**Exercise objective**
A full and exact copy of the listing that follows is needed.
--------------------------------------------------
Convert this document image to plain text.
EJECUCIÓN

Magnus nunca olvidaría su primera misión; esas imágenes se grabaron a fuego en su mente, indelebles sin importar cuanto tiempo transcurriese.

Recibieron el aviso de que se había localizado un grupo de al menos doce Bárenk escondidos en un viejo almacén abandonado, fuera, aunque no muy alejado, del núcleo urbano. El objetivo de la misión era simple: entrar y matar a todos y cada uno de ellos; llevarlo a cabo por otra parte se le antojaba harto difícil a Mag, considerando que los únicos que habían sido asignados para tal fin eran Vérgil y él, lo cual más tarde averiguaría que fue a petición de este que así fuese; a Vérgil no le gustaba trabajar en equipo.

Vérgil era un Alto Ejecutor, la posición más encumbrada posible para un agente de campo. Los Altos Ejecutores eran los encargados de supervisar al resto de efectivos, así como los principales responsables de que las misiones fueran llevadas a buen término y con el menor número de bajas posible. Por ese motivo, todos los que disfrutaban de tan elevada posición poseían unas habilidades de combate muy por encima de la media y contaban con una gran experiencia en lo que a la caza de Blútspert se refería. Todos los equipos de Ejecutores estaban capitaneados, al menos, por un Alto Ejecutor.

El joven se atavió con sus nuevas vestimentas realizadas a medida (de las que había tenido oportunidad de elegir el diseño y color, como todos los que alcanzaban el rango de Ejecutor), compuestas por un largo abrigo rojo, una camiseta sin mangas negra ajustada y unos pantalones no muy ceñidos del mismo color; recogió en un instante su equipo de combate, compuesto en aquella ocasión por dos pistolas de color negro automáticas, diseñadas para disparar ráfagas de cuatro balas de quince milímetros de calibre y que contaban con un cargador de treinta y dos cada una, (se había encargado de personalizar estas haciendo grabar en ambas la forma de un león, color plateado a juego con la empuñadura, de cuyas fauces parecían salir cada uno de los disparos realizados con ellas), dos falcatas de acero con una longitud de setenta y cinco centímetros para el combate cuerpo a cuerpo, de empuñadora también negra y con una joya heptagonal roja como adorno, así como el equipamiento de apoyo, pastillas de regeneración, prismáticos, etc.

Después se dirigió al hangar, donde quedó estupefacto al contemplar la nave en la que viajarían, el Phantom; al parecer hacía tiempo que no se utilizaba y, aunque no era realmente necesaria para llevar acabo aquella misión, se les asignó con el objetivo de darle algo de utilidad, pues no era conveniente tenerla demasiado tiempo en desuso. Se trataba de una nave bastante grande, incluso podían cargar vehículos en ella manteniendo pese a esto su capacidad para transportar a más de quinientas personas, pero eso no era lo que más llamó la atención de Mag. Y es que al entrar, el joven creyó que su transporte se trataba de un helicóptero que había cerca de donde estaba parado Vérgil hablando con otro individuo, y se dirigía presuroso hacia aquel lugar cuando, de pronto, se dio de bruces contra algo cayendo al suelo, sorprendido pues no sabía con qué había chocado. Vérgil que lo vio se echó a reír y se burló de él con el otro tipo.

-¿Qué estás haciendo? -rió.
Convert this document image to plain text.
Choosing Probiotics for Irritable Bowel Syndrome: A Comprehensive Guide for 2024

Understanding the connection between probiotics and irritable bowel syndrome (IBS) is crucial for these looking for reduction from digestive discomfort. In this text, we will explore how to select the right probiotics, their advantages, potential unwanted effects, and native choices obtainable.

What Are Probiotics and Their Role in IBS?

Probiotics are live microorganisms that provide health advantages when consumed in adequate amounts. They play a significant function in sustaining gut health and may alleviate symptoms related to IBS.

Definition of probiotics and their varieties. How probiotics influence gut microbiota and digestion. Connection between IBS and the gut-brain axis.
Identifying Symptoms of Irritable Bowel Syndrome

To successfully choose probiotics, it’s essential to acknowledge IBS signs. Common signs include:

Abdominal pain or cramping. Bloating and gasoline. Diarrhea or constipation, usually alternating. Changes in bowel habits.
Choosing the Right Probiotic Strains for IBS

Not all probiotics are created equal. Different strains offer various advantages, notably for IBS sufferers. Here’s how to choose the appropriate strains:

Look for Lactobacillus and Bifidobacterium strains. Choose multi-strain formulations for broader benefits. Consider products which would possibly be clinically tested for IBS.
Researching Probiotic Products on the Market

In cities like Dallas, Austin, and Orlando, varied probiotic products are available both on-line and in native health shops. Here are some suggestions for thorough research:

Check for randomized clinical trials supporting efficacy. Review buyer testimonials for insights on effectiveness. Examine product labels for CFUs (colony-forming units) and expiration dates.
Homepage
--------------------------------------------------
**Solution to the exercise**
Convert this document image to plain text.
EJECUCIÓN

Magnus nunca olvidaría su primera misión; esas imágenes se grabaron a fuego en su mente, indelebles sin importar cuanto tiempo transcurriese.

Recibieron el aviso de que se había localizado un grupo de al menos doce Bárenk escondidos en un viejo almacén abandonado, fuera, aunque no muy alejado, del núcleo urbano. El objetivo de la misión era simple: entrar y matar a todos y cada uno de ellos; llevarlo a cabo por otra parte se le antojaba harto difícil a Mag, considerando que los únicos que habían sido asignados para tal fin eran Vérgil y él, lo cual más tarde averiguaría que fue a petición de este que así fuese; a Vérgil no le gustaba trabajar en equipo.

Vérgil era un Alto Ejecutor, la posición más encumbrada posible para un agente de campo. Los Altos Ejecutores eran los encargados de supervisar al resto de efectivos, así como los principales responsables de que las misiones fueran llevadas a buen término y con el menor número de bajas posible. Por ese motivo, todos los que disfrutaban de tan elevada posición poseían unas habilidades de combate muy por encima de la media y contaban con una gran experiencia en lo que a la caza de Blútspert se refería. Todos los equipos de Ejecutores estaban capitaneados, al menos, por un Alto Ejecutor.

El joven se atavió con sus nuevas vestimentas realizadas a medida (de las que había tenido oportunidad de elegir el diseño y color, como todos los que alcanzaban el rango de Ejecutor), compuestas por un largo abrigo rojo, una camiseta sin mangas negra ajustada y unos pantalones no muy ceñidos del mismo color; recogió en un instante su equipo de combate, compuesto en aquella ocasión por dos pistolas de color negro automáticas, diseñadas para disparar ráfagas de cuatro balas de quince milímetros de calibre y que contaban con un cargador de treinta y dos cada una, (se había encargado de personalizar estas haciendo grabar en ambas la forma de un león, color plateado a juego con la empuñadura, de cuyas fauces parecían salir cada uno de los disparos realizados con ellas), dos falcatas de acero con una longitud de setenta y cinco centímetros para el combate cuerpo a cuerpo, de empuñadora también negra y con una joya heptagonal roja como adorno, así como el equipamiento de apoyo, pastillas de regeneración, prismáticos, etc.

Después se dirigió al hangar, donde quedó estupefacto al contemplar la nave en la que viajarían, el Phantom; al parecer hacía tiempo que no se utilizaba y, aunque no era realmente necesaria para llevar acabo aquella misión, se les asignó con el objetivo de darle algo de utilidad, pues no era conveniente tenerla demasiado tiempo en desuso. Se trataba de una nave bastante grande, incluso podían cargar vehículos en ella manteniendo pese a esto su capacidad para transportar a más de quinientas personas, pero eso no era lo que más llamó la atención de Mag. Y es que al entrar, el joven creyó que su transporte se trataba de un helicóptero que había cerca de donde estaba parado Vérgil hablando con otro individuo, y se dirigía presuroso hacia aquel lugar cuando, de pronto, se dio de bruces contra algo cayendo al suelo, sorprendido pues no sabía con qué había chocado. Vérgil que lo vio se echó a reír y se burló de él con el otro tipo.

-¿Qué estás haciendo? -rió.
Convert this document image to plain text.
Choosing Probiotics for Irritable Bowel Syndrome: A Comprehensive Guide for 2024

Understanding the connection between probiotics and irritable bowel syndrome (IBS) is crucial for these looking for reduction from digestive discomfort. In this text, we will explore how to select the right probiotics, their advantages, potential unwanted effects, and native choices obtainable.

What Are Probiotics and Their Role in IBS?

Probiotics are live microorganisms that provide health advantages when consumed in adequate amounts. They play a significant function in sustaining gut health and may alleviate symptoms related to IBS.

Definition of probiotics and their varieties. How probiotics influence gut microbiota and digestion. Connection between IBS and the gut-brain axis.
Identifying Symptoms of Irritable Bowel Syndrome

To successfully choose probiotics, it’s essential to acknowledge IBS signs. Common signs include:

Abdominal pain or cramping. Bloating and gasoline. Diarrhea or constipation, usually alternating. Changes in bowel habits.
Choosing the Right Probiotic Strains for IBS

Not all probiotics are created equal. Different strains offer various advantages, notably for IBS sufferers. Here’s how to choose the appropriate strains:

Look for Lactobacillus and Bifidobacterium strains. Choose multi-strain formulations for broader benefits. Consider products which would possibly be clinically tested for IBS.
Researching Probiotic Products on the Market

In cities like Dallas, Austin, and Orlando, varied probiotic products are available both on-line and in native health shops. Here are some suggestions for thorough research:

Check for randomized clinical trials supporting efficacy. Review buyer testimonials for insights on effectiveness. Examine product labels for CFUs (colony-forming units) and expiration dates.
Homepage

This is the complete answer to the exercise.